What you need to do: Please rewrite the records from the start through the line containing "ink-mark: [266, 88, 272, 99]", changing "letter-line" to "text-line" and leaving everything else unchanged.

Available data:
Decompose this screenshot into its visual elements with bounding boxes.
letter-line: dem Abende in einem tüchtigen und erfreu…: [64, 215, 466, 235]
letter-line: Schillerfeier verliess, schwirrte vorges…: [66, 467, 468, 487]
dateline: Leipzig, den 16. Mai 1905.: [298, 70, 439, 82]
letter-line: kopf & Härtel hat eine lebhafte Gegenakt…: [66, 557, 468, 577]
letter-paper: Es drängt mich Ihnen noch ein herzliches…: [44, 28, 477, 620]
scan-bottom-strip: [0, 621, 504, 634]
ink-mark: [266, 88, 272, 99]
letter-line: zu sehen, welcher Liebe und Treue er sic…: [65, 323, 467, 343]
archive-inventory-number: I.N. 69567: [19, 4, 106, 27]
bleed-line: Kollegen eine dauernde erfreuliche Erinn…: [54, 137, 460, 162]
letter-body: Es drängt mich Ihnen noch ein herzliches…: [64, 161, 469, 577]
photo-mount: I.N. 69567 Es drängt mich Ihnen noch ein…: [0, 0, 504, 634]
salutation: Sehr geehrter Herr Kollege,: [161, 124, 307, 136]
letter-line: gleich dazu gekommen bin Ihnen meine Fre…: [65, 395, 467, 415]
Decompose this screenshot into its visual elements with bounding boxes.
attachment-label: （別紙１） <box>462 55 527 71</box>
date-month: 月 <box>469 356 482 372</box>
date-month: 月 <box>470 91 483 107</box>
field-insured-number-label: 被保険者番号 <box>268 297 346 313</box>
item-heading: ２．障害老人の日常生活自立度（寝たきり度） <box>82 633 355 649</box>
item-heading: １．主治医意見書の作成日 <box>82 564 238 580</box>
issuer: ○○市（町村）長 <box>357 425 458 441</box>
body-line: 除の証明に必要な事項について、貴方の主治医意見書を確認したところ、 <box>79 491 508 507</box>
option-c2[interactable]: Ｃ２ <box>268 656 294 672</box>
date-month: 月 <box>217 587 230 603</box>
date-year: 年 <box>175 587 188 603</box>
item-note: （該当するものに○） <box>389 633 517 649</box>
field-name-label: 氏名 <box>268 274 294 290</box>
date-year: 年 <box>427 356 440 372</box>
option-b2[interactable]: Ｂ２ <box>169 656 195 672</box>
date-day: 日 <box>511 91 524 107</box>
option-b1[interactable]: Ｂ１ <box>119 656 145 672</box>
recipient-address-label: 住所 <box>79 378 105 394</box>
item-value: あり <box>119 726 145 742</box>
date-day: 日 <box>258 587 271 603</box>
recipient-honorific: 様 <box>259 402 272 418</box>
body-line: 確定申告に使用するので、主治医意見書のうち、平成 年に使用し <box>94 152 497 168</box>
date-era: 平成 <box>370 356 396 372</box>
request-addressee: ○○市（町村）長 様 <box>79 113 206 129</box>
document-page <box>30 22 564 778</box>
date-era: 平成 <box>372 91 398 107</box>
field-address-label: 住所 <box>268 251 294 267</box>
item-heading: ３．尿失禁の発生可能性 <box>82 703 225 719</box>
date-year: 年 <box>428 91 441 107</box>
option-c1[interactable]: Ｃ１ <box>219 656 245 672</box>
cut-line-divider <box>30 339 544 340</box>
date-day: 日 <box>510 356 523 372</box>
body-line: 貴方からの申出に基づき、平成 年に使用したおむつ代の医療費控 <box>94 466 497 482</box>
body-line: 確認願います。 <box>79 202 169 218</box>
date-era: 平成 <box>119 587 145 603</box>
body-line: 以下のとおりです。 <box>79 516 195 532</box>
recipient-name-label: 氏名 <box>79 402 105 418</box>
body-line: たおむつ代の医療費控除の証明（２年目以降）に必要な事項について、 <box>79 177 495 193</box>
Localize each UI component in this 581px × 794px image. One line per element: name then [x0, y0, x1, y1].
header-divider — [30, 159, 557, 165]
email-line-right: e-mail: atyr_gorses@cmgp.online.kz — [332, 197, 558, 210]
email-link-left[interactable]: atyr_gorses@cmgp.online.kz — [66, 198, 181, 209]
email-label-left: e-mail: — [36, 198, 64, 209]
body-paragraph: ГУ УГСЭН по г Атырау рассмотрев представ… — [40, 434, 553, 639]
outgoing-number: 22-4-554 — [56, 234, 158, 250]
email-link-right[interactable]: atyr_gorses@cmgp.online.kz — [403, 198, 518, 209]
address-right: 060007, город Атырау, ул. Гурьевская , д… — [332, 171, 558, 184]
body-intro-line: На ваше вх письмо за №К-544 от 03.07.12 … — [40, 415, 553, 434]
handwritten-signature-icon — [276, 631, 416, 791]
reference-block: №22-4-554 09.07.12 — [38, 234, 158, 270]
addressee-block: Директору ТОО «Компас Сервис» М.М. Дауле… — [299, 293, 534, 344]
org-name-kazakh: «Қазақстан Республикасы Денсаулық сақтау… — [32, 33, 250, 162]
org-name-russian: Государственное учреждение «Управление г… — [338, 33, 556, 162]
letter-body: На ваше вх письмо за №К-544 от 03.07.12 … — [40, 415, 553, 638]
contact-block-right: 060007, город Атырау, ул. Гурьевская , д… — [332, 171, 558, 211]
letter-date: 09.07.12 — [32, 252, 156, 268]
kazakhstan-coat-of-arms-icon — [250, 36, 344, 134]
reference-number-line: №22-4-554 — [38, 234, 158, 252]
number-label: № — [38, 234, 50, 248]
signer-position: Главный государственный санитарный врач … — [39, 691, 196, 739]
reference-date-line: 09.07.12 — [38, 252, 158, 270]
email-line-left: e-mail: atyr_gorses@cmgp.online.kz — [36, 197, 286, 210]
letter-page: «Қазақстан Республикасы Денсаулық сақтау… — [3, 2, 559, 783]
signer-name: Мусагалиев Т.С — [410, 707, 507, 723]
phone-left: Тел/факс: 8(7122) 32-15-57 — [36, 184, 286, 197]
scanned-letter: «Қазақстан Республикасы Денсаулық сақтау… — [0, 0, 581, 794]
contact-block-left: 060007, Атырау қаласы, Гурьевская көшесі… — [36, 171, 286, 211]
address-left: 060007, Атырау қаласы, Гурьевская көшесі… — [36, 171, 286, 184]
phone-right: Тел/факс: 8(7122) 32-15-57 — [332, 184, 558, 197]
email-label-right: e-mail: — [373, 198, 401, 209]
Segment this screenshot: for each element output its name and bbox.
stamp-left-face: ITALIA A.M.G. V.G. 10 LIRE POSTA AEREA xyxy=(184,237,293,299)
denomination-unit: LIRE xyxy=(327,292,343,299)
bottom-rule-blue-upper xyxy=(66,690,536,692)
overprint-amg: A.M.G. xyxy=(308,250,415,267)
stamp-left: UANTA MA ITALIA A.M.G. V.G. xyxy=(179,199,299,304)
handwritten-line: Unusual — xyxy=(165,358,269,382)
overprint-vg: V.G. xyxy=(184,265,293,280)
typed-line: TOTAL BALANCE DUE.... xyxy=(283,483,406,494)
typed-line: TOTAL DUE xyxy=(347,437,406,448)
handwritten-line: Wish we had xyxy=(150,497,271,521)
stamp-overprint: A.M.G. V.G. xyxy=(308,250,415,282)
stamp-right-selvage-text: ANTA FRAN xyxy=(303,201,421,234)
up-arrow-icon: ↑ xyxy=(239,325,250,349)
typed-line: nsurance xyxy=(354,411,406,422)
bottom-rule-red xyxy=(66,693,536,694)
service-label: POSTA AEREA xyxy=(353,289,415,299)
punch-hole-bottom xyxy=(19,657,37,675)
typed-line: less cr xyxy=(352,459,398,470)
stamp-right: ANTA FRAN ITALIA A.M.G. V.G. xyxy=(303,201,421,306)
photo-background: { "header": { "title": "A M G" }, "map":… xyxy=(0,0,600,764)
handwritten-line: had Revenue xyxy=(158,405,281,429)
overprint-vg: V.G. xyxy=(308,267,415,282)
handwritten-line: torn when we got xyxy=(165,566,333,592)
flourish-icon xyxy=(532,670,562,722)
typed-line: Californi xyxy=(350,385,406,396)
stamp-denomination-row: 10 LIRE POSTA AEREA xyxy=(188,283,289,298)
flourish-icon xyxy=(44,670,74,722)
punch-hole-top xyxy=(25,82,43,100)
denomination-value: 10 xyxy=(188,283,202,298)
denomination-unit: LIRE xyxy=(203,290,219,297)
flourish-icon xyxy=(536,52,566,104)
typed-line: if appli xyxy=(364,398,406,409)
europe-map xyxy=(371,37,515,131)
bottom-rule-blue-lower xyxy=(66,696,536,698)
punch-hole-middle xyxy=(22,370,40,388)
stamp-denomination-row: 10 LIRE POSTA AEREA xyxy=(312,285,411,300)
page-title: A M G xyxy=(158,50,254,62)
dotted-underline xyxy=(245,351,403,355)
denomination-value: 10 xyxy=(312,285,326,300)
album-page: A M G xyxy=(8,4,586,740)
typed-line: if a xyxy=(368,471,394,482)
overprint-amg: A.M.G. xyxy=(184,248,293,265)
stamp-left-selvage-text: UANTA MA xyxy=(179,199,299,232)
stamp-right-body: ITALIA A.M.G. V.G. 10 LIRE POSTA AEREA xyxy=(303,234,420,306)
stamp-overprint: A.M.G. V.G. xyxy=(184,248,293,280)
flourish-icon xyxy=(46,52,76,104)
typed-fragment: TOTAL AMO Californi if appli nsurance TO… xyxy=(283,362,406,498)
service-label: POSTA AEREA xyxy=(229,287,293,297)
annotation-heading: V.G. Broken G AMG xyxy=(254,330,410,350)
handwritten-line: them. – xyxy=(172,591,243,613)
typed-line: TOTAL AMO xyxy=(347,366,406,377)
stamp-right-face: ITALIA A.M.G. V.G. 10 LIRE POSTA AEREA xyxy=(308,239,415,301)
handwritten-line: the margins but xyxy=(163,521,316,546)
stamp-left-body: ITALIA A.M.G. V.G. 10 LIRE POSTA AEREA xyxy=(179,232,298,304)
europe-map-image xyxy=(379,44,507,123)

Reply:
Decompose this screenshot into its visual elements with bounding boxes.
text-line: dem Abende in einem tüchtigen und erfreu…: [64, 215, 466, 235]
text-line: Schillerfeier verliess, schwirrte vorges…: [66, 467, 468, 487]
dateline: Leipzig, den 16. Mai 1905.: [298, 70, 439, 82]
text-line: kopf & Härtel hat eine lebhafte Gegenakt…: [66, 557, 468, 577]
letter-paper: Es drängt mich Ihnen noch ein herzliches…: [44, 28, 477, 620]
scan-bottom-strip: [0, 621, 504, 634]
ink-mark: [266, 88, 272, 99]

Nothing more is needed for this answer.